_DATA FOR THIS TASK_:
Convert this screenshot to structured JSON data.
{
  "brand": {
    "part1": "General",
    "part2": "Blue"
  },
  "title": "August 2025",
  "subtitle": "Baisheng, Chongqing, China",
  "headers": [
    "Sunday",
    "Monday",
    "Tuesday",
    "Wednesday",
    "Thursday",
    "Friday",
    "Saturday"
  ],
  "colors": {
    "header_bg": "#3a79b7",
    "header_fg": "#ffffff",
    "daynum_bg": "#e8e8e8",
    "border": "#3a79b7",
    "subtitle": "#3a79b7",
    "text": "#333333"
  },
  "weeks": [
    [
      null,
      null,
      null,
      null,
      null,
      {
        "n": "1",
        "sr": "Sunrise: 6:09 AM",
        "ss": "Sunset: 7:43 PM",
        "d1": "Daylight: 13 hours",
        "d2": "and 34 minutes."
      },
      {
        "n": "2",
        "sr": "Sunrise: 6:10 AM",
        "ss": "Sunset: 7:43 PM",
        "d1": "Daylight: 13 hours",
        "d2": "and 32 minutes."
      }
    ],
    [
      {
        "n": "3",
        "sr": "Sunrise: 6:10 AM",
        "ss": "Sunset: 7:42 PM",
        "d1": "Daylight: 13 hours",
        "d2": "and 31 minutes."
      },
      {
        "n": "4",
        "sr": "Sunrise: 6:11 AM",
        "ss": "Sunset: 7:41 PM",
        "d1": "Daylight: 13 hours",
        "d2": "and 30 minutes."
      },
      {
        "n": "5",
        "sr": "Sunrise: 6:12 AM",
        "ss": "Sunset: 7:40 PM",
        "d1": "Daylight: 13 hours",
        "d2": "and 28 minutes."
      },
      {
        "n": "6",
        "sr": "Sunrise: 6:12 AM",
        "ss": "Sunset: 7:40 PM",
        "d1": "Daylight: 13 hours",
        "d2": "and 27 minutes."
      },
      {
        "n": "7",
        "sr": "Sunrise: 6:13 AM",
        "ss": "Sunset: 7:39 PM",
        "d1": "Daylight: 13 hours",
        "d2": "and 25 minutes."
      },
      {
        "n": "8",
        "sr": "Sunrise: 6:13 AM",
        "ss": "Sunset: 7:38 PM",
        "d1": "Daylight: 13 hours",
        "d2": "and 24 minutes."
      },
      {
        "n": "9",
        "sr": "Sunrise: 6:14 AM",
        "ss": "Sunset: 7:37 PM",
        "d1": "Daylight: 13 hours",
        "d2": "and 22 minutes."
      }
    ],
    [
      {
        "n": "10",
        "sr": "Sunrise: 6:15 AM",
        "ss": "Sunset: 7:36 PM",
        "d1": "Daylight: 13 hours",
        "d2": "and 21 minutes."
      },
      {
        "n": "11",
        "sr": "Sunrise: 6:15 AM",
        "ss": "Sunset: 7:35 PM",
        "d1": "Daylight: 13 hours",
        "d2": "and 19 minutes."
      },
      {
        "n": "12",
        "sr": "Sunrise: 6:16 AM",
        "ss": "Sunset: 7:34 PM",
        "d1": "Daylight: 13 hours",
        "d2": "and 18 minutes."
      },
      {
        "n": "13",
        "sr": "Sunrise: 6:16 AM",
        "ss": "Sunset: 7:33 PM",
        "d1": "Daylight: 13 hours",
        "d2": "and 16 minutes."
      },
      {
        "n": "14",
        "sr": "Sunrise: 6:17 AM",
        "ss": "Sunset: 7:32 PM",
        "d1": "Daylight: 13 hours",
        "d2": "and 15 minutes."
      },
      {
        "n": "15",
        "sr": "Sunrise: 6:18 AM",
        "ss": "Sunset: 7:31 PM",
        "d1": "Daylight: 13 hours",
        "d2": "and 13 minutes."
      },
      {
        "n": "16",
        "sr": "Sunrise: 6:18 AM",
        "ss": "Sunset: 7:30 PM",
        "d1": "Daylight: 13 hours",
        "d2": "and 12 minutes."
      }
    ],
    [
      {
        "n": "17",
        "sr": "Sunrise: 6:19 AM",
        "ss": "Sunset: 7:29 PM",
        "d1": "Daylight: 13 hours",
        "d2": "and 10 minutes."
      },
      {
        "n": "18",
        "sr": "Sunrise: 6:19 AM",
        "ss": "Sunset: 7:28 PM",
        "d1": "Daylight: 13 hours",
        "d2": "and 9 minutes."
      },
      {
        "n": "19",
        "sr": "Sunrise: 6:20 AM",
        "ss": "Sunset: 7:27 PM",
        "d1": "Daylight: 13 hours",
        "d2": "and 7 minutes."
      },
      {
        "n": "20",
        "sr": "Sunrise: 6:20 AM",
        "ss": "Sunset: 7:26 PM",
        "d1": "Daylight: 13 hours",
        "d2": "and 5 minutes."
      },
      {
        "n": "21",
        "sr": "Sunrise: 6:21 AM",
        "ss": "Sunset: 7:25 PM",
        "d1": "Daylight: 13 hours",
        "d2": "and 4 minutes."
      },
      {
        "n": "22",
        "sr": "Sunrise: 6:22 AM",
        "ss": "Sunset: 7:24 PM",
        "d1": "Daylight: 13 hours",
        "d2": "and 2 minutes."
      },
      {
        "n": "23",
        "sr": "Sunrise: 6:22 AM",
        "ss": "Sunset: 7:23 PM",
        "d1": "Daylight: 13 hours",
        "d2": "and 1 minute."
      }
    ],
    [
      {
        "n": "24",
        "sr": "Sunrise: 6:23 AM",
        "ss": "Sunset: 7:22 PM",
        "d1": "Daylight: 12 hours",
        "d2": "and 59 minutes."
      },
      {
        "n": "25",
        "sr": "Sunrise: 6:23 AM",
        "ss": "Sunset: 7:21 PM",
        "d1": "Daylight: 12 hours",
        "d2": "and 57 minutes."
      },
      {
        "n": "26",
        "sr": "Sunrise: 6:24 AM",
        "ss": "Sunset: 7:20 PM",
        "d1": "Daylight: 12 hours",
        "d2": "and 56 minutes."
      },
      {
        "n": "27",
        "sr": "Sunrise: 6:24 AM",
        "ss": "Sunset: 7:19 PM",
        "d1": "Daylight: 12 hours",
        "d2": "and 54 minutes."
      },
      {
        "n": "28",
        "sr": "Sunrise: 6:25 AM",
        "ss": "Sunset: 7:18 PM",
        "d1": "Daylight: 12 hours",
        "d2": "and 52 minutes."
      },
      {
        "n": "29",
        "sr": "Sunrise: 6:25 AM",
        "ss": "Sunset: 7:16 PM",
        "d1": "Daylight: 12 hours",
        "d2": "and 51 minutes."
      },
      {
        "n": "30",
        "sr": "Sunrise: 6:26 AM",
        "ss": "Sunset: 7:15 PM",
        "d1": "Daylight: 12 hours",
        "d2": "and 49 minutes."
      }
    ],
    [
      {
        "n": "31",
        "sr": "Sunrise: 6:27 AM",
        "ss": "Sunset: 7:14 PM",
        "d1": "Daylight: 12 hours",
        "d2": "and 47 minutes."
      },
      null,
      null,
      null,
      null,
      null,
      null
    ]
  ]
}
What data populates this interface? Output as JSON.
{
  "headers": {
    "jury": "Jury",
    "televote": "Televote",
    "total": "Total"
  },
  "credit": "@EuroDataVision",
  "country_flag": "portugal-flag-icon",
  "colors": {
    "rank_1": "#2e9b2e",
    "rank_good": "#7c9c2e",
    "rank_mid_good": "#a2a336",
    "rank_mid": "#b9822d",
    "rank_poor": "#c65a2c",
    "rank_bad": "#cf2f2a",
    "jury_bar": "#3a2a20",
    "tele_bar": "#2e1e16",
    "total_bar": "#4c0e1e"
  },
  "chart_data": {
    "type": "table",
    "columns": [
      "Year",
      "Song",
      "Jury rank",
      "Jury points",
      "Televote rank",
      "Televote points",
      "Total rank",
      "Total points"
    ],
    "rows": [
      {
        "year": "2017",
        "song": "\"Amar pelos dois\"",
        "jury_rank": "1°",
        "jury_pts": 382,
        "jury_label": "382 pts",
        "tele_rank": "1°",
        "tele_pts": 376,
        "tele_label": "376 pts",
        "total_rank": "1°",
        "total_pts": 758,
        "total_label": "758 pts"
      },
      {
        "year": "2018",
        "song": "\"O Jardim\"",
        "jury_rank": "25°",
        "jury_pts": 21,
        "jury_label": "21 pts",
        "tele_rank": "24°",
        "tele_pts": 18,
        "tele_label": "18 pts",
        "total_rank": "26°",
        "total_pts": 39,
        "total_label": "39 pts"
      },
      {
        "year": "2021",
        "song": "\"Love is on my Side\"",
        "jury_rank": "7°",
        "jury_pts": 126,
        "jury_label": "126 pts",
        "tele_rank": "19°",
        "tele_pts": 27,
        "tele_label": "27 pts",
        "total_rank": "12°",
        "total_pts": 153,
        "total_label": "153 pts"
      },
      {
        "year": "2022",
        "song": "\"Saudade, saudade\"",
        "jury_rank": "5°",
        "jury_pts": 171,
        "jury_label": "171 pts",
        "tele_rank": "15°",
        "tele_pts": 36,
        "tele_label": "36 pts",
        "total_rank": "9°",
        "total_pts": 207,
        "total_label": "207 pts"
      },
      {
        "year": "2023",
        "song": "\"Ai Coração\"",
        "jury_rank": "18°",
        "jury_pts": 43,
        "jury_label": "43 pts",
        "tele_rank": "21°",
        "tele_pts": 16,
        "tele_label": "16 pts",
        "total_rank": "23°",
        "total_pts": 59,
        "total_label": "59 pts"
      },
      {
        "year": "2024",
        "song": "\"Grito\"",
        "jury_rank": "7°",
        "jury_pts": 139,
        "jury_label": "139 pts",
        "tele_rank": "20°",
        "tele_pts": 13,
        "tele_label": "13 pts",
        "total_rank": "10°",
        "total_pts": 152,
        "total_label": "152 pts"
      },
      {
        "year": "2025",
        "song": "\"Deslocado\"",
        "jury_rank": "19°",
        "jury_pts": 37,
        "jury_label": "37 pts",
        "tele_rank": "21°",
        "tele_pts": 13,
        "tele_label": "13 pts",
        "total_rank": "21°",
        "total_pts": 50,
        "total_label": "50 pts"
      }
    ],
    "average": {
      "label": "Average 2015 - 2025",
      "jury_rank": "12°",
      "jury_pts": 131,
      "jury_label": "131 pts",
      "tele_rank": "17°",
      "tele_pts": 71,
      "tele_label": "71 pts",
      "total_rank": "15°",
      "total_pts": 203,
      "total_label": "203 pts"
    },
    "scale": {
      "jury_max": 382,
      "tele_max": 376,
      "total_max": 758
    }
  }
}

_WORK REQUIRED_:
Go through the listing above and return every line where the word "Televote" occurs.

_OUTPUT OF THE EXERCISE_:
    "televote": "Televote",
      "Televote rank",
      "Televote points",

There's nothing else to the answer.